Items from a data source
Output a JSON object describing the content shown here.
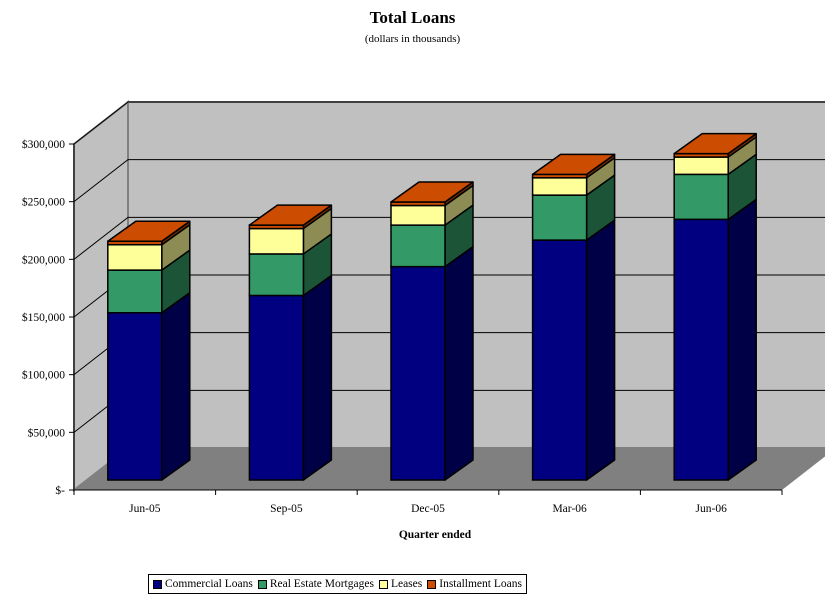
{
  "chart_data": {
    "type": "bar",
    "stacked": true,
    "three_d": true,
    "title": "Total Loans",
    "subtitle": "(dollars in thousands)",
    "xlabel": "Quarter ended",
    "ylabel": "",
    "categories": [
      "Jun-05",
      "Sep-05",
      "Dec-05",
      "Mar-06",
      "Jun-06"
    ],
    "ylim": [
      0,
      300000
    ],
    "yticks": [
      0,
      50000,
      100000,
      150000,
      200000,
      250000,
      300000
    ],
    "ytick_labels": [
      "$-",
      "$50,000",
      "$100,000",
      "$150,000",
      "$200,000",
      "$250,000",
      "$300,000"
    ],
    "grid": true,
    "legend_position": "bottom",
    "series": [
      {
        "name": "Commercial Loans",
        "color": "#000080",
        "values": [
          145000,
          160000,
          185000,
          208000,
          226000
        ]
      },
      {
        "name": "Real Estate Mortgages",
        "color": "#339966",
        "values": [
          37000,
          36000,
          36000,
          39000,
          39000
        ]
      },
      {
        "name": "Leases",
        "color": "#FFFF99",
        "values": [
          22000,
          22000,
          17000,
          15000,
          15000
        ]
      },
      {
        "name": "Installment Loans",
        "color": "#CC4C02",
        "values": [
          3000,
          3000,
          3000,
          3000,
          3000
        ]
      }
    ],
    "colors": {
      "wall": "#C0C0C0",
      "floor": "#808080",
      "plot_edge": "#808080"
    }
  }
}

- EXERCISE DIRECTIONS -
In the records above, locate the lines holding the word "name". Copy each of them.

- TASK SOLUTION -
        "name": "Commercial Loans",
        "name": "Real Estate Mortgages",
        "name": "Leases",
        "name": "Installment Loans",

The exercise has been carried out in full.